**Texto para leitura**:
--- --- ---

Raia - Temos a técnica chamada inter vivos (entre dois seres vivos). Você tira um pedaço do fígado da mãe e coloca no filho. A mãe regenera o pedaço que deu e o filho aumenta aquele pedaço até o tamanho que precisa. Outra técnica é dividir o fígado em duas partes, no caso de fígado de cadáver. Cada parte vai para uma pessoa.
Folha - E as técnicas que se utilizam de animais?
Raia - O grande esforço está se dirigindo para aproveitar fígados e enxertos de animais, o que deve ocorrer nos próximos cinco anos. No caso do fígado, nós temos o porco, que tem um fígado muito semelhante ao do homem, pode ser criado com facilidade e sacrificado para retirar o órgão no peso desejado. Mas o fígado do porco tem rejeição maior que o do ser humano.
Folha - O que tem sido feito para se resolver esse problema?
Raia - Você pode desenvolver drogas imunossupressoras (que diminuem a rejeição) cada vez mais fortes. Mas elas têm efeitos colaterais. Ou então você trabalha no genoma (patrimônio genético) do doador, nesse caso o porco, e o aproxima do homem, inoculando os genes humanos. Você tem um receptor com cirrose terminal. Pega o patrimônio hereditário e inocula no óvulo de uma porca. Daí produz um doador específico para o doente. Isso já está sendo desenvolvido, mas ainda não foi feito nenhum transplante.

--- --- ---

**Tarefas pedidas**:
- 1) Diga se cada frase abaixo está de acordo com o texto sobre transplante de fígado, respondendo sim ou não e citando as palavras do texto que decidem. (a) Na técnica inter vivos, o pedaço de fígado vem de uma pessoa viva. (b) O fígado do porco tem menos rejeição que o do ser humano. (c) Já foi feito algum transplante usando um doador produzido com genes humanos.
- 2) Segundo o texto sobre transplante de fígado, em quanto tempo deve acontecer o aproveitamento de fígados e enxertos de animais?

(Dados coletados)

--- --- ---

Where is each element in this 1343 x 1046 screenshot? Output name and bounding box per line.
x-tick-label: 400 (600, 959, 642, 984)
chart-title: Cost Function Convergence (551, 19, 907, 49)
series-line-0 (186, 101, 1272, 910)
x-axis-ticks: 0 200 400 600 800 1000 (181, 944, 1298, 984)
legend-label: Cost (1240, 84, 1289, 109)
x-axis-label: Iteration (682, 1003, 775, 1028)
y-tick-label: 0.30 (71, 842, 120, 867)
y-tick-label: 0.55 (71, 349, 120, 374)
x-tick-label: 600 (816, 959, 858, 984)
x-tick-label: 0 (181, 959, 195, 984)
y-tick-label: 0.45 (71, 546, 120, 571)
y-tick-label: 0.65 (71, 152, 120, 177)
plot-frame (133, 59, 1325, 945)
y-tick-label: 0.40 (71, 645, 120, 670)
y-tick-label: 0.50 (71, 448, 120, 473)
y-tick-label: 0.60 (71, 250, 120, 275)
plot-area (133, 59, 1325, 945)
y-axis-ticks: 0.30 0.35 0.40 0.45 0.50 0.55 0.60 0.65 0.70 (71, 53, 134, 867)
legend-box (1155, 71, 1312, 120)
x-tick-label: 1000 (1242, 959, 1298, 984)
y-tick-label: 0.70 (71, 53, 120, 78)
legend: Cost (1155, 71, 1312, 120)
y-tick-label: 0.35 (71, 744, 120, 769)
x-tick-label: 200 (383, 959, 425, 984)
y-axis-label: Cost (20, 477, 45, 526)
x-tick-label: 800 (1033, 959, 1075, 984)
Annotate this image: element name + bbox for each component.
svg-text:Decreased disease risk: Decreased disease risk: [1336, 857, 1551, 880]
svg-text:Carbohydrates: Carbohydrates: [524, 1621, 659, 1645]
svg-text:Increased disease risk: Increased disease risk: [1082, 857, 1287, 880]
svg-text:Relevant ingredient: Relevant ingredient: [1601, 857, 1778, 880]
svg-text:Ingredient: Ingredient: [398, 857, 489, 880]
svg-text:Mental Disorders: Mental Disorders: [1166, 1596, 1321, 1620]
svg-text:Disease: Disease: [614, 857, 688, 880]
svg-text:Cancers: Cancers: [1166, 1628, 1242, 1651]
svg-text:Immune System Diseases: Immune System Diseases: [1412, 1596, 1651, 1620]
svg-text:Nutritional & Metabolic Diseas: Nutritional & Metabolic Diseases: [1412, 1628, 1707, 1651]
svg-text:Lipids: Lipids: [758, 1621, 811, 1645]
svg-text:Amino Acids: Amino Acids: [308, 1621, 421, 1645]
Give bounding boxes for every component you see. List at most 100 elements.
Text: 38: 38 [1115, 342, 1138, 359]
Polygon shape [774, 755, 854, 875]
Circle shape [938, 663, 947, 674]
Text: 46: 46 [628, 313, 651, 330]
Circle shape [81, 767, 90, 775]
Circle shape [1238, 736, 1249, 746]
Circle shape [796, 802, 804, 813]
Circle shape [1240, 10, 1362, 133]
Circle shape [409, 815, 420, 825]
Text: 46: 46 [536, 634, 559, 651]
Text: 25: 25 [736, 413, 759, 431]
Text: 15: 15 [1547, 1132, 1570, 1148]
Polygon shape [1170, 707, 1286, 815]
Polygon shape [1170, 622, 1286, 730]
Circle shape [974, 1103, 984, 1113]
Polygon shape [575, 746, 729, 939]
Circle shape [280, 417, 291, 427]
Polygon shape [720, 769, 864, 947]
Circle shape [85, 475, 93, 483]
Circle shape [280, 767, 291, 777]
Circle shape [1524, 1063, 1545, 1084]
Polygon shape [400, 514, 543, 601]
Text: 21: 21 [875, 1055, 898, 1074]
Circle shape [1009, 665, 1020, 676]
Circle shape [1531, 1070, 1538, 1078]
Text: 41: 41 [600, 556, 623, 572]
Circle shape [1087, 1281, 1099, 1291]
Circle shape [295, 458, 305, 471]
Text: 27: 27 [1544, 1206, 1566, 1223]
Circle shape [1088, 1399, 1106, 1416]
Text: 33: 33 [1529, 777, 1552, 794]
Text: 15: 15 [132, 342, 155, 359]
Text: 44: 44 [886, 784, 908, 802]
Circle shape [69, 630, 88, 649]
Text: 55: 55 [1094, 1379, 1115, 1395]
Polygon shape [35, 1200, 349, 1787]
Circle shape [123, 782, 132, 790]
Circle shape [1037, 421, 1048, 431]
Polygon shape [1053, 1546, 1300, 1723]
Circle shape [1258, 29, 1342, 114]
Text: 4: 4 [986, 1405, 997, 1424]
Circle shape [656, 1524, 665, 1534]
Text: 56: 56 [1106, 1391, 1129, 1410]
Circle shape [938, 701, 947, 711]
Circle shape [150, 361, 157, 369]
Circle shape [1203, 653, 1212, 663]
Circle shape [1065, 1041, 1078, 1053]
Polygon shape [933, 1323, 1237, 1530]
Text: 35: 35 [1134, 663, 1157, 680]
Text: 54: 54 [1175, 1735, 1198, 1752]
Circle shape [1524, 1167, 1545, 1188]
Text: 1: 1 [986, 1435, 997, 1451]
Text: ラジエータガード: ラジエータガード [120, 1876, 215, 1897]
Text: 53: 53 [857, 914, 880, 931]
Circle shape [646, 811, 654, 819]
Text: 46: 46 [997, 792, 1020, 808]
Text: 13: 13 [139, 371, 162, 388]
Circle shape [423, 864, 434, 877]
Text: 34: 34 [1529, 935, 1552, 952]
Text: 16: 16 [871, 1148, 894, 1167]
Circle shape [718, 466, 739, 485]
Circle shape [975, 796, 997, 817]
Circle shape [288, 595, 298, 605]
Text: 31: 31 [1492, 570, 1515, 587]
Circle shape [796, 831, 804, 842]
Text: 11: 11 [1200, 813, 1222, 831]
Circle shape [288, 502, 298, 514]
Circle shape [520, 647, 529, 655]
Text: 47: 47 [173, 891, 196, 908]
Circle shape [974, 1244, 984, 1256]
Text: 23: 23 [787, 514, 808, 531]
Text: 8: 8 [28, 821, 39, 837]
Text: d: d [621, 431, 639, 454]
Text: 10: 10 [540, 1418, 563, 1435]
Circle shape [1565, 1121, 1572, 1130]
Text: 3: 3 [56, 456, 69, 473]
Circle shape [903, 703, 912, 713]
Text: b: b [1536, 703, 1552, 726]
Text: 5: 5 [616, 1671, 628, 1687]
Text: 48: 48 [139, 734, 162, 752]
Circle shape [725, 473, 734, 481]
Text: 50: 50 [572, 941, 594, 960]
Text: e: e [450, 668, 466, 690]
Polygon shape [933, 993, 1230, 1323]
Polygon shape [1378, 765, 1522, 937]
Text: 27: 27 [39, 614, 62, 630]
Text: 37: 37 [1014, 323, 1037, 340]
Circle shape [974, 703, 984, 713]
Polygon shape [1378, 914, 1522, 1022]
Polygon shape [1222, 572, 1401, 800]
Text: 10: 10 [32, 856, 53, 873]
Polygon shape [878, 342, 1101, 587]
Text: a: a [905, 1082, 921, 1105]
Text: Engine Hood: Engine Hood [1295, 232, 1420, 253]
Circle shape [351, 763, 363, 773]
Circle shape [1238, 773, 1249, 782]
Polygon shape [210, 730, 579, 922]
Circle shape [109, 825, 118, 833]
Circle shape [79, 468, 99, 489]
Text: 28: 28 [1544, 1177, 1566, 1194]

--- --- ---

**Respostas dadas**:
- 1)
(a) Sim: "Você tira um pedaço do fígado da mãe e coloca no filho."
(b) Não: "Mas o fígado do porco tem rejeição maior que o do ser humano."
(c) Não: "Isso já está sendo desenvolvido, mas ainda não foi feito nenhum transplante."

- 2) Nos próximos cinco anos.